(Data entries)
————————
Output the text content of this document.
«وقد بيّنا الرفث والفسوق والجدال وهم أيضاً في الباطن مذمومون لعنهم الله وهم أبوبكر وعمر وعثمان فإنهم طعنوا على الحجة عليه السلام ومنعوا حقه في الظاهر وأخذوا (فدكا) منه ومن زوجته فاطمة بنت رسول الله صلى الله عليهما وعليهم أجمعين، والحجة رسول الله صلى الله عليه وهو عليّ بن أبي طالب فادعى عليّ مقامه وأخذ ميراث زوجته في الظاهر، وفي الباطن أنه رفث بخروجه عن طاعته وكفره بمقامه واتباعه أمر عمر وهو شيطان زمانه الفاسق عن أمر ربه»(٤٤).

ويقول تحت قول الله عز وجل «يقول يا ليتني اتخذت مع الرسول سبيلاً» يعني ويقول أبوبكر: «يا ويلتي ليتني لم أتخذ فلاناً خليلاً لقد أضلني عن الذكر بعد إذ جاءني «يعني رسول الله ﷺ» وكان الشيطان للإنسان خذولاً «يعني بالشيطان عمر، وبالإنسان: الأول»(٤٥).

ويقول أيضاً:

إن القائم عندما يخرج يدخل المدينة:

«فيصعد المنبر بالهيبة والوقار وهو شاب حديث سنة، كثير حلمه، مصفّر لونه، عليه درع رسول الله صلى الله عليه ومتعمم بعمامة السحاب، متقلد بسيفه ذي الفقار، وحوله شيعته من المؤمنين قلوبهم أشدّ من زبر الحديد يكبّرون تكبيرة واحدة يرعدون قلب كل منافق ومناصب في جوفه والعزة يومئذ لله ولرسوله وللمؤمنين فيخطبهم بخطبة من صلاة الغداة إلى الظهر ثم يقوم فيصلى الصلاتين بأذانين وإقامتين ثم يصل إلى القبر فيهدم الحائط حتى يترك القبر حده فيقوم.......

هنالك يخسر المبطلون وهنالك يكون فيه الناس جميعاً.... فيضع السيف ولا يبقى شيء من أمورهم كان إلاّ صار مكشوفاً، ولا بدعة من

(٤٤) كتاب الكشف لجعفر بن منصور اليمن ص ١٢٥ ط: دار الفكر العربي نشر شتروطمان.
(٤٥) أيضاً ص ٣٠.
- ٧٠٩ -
————————
* _EXERCISE_
Pull out each line containing the word "ويقول" and copy it.

* _REPLY_
ويقول تحت قول الله عز وجل «يقول يا ليتني اتخذت مع الرسول سبيلاً» يعني ويقول أبوبكر: «يا ويلتي ليتني لم أتخذ فلاناً خليلاً لقد أضلني عن الذكر بعد إذ جاءني «يعني رسول الله ﷺ» وكان الشيطان للإنسان خذولاً «يعني بالشيطان عمر، وبالإنسان: الأول»(٤٥).
ويقول أيضاً:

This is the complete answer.